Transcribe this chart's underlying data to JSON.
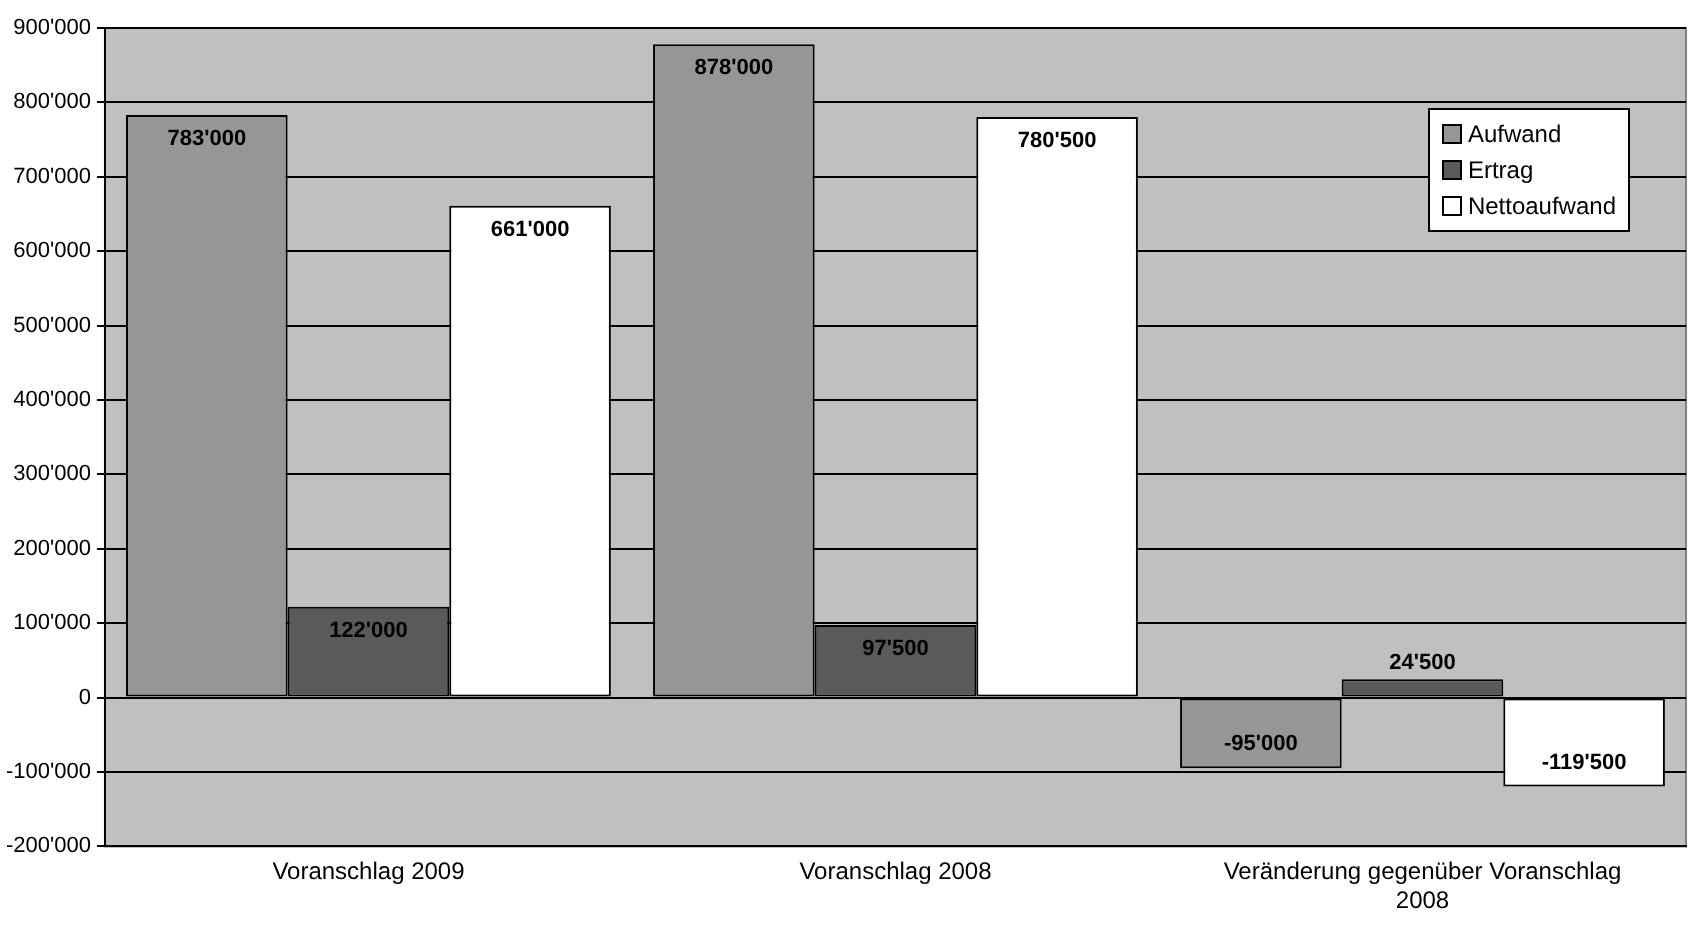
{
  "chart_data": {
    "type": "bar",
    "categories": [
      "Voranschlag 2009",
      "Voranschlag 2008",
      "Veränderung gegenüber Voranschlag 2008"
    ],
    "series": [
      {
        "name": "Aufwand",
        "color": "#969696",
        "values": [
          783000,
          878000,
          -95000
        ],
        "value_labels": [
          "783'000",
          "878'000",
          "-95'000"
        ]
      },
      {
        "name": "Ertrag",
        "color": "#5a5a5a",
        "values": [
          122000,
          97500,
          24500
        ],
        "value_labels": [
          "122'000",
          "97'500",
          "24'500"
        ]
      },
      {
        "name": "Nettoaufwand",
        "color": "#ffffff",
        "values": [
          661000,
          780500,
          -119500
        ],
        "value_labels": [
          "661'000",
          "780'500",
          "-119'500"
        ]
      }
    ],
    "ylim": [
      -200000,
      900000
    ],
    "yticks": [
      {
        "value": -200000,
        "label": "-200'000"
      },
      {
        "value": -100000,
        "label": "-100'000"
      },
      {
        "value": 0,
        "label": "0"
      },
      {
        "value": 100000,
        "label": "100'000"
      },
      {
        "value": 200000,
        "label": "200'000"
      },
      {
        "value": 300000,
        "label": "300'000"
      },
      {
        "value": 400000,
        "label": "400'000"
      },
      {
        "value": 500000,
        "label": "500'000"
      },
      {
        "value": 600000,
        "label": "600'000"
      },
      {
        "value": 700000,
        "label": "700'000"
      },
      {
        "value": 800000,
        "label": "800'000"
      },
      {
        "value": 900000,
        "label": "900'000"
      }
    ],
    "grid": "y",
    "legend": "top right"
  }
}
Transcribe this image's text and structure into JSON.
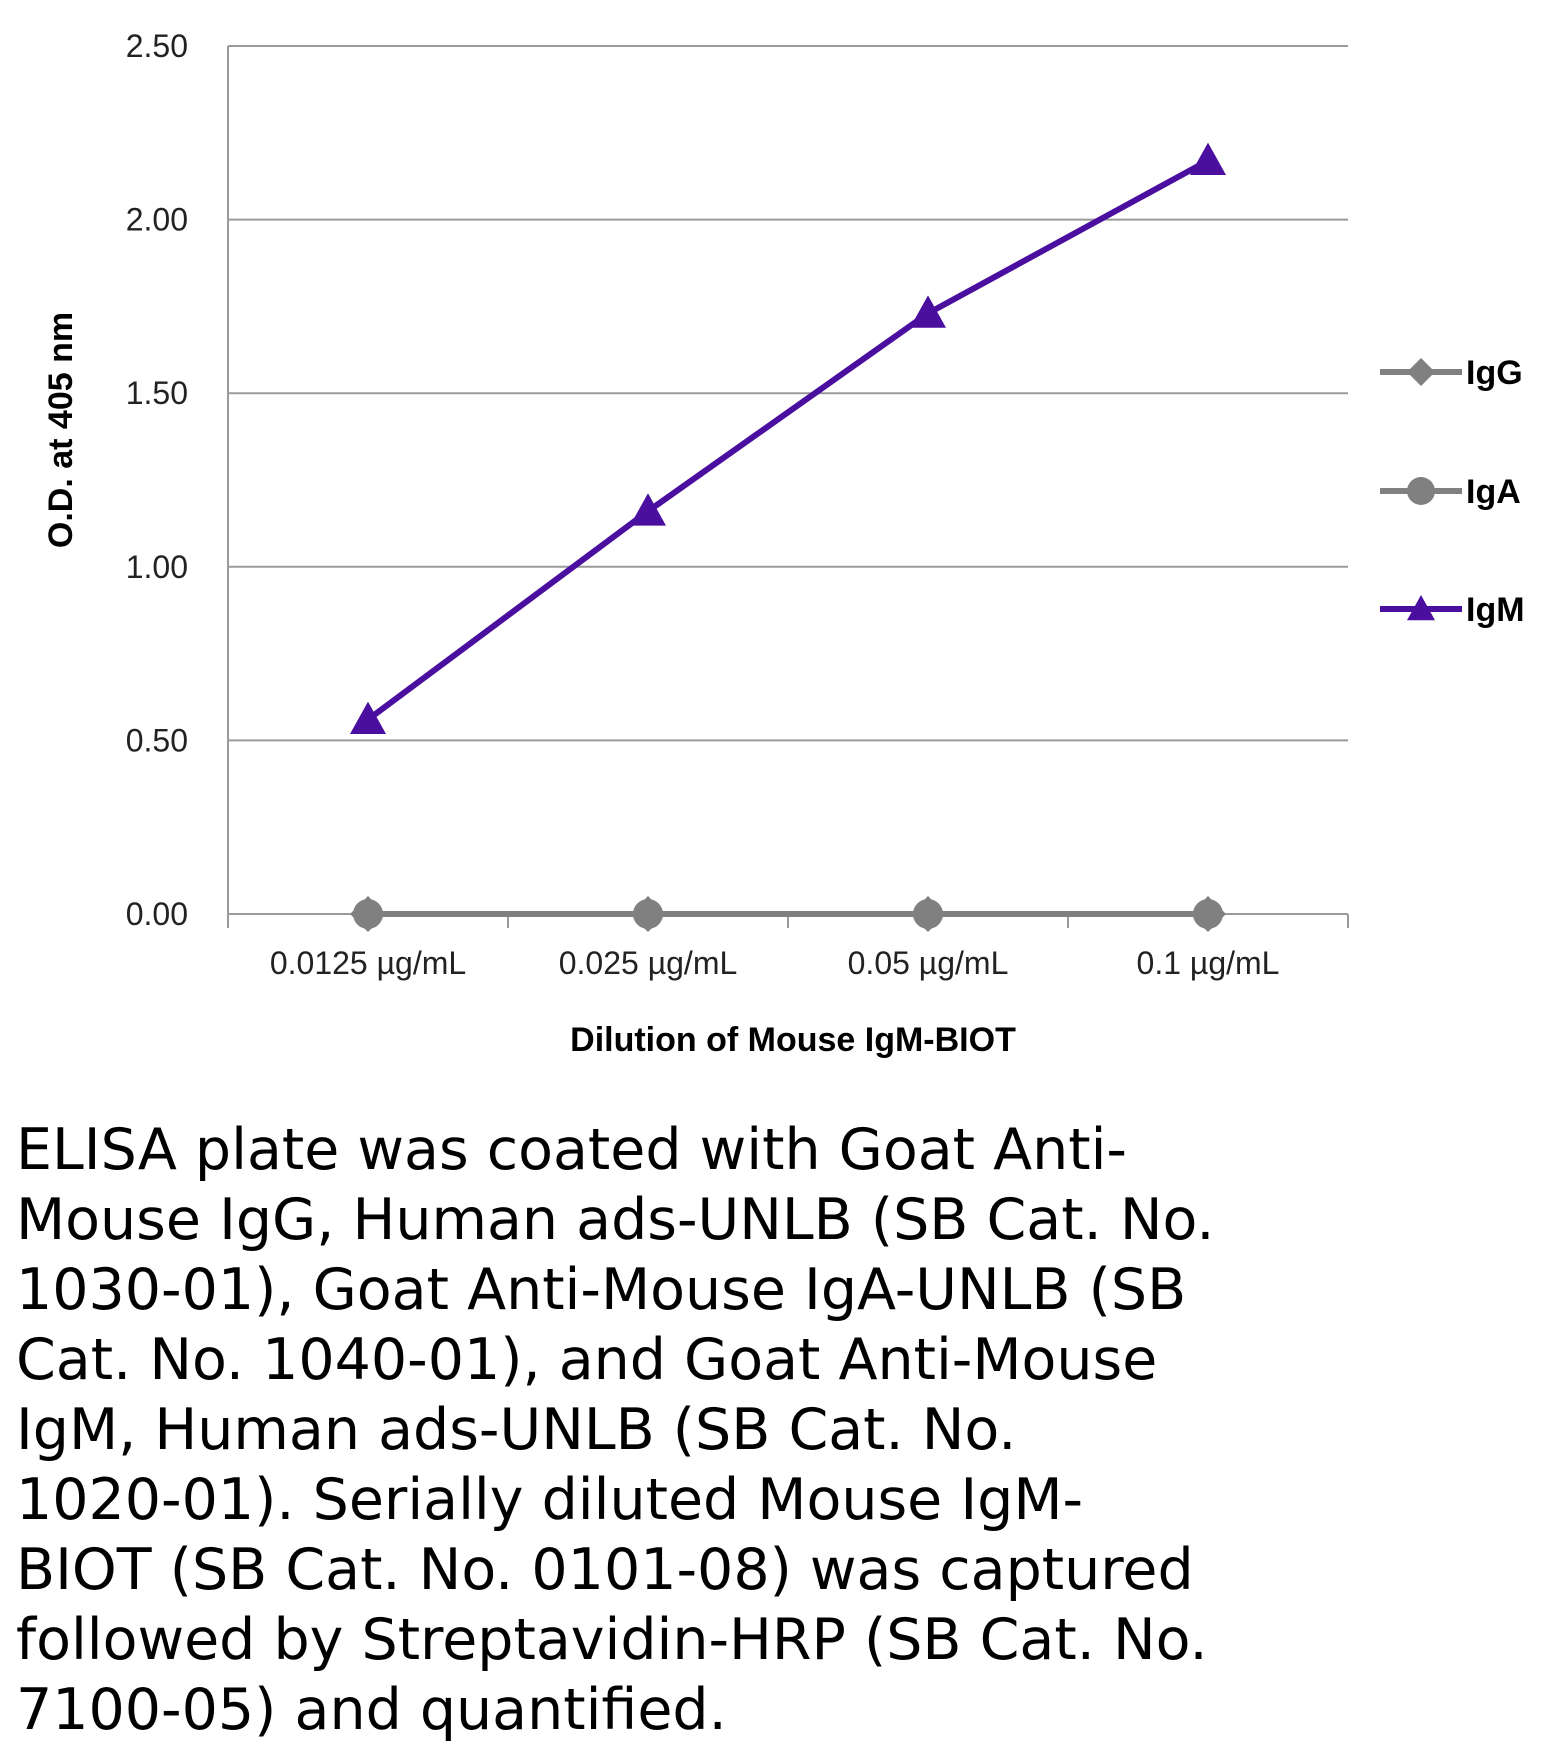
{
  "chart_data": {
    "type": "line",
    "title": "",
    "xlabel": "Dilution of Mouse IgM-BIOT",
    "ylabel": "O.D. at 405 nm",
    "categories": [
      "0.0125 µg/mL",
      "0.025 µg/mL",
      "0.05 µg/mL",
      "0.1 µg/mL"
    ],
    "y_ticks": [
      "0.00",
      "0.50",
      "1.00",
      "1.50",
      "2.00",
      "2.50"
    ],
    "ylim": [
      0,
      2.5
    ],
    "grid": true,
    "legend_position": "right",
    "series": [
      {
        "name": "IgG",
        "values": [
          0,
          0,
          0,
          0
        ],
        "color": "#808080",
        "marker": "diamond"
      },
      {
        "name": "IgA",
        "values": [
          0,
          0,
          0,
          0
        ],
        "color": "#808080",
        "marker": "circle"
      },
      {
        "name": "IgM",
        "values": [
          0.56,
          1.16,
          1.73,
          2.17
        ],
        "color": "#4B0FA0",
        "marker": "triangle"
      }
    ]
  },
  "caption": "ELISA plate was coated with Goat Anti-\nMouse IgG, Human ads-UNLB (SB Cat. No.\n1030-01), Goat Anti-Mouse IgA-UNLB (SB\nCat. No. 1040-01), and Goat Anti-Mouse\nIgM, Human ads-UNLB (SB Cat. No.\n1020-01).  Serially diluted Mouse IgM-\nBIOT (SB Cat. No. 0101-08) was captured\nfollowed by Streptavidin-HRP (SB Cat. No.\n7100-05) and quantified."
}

------------------------------------------------------------------------

• _GOAL OF THE EXERCISE_
Using the data above, write out every line exactly, leaving the images behind.

• _SOLUTION_
Transcribe this chart's underlying data to JSON.
{
  "chart_data": {
    "type": "bar",
    "categories": [
      "Voranschlag 2009",
      "Voranschlag 2008",
      "Veränderung gegenüber Voranschlag 2008"
    ],
    "series": [
      {
        "name": "Aufwand",
        "color": "#969696",
        "values": [
          783000,
          878000,
          -95000
        ],
        "value_labels": [
          "783'000",
          "878'000",
          "-95'000"
        ]
      },
      {
        "name": "Ertrag",
        "color": "#5a5a5a",
        "values": [
          122000,
          97500,
          24500
        ],
        "value_labels": [
          "122'000",
          "97'500",
          "24'500"
        ]
      },
      {
        "name": "Nettoaufwand",
        "color": "#ffffff",
        "values": [
          661000,
          780500,
          -119500
        ],
        "value_labels": [
          "661'000",
          "780'500",
          "-119'500"
        ]
      }
    ],
    "ylim": [
      -200000,
      900000
    ],
    "yticks": [
      {
        "value": -200000,
        "label": "-200'000"
      },
      {
        "value": -100000,
        "label": "-100'000"
      },
      {
        "value": 0,
        "label": "0"
      },
      {
        "value": 100000,
        "label": "100'000"
      },
      {
        "value": 200000,
        "label": "200'000"
      },
      {
        "value": 300000,
        "label": "300'000"
      },
      {
        "value": 400000,
        "label": "400'000"
      },
      {
        "value": 500000,
        "label": "500'000"
      },
      {
        "value": 600000,
        "label": "600'000"
      },
      {
        "value": 700000,
        "label": "700'000"
      },
      {
        "value": 800000,
        "label": "800'000"
      },
      {
        "value": 900000,
        "label": "900'000"
      }
    ],
    "grid": "y",
    "legend": "top right"
  }
}
Transcribe this image's text and structure into JSON.
{
  "chart_data": {
    "type": "line",
    "title": "",
    "xlabel": "Dilution of Mouse IgM-BIOT",
    "ylabel": "O.D. at 405 nm",
    "categories": [
      "0.0125 µg/mL",
      "0.025 µg/mL",
      "0.05 µg/mL",
      "0.1 µg/mL"
    ],
    "y_ticks": [
      "0.00",
      "0.50",
      "1.00",
      "1.50",
      "2.00",
      "2.50"
    ],
    "ylim": [
      0,
      2.5
    ],
    "grid": true,
    "legend_position": "right",
    "series": [
      {
        "name": "IgG",
        "values": [
          0,
          0,
          0,
          0
        ],
        "color": "#808080",
        "marker": "diamond"
      },
      {
        "name": "IgA",
        "values": [
          0,
          0,
          0,
          0
        ],
        "color": "#808080",
        "marker": "circle"
      },
      {
        "name": "IgM",
        "values": [
          0.56,
          1.16,
          1.73,
          2.17
        ],
        "color": "#4B0FA0",
        "marker": "triangle"
      }
    ]
  },
  "caption": "ELISA plate was coated with Goat Anti-\nMouse IgG, Human ads-UNLB (SB Cat. No.\n1030-01), Goat Anti-Mouse IgA-UNLB (SB\nCat. No. 1040-01), and Goat Anti-Mouse\nIgM, Human ads-UNLB (SB Cat. No.\n1020-01).  Serially diluted Mouse IgM-\nBIOT (SB Cat. No. 0101-08) was captured\nfollowed by Streptavidin-HRP (SB Cat. No.\n7100-05) and quantified."
}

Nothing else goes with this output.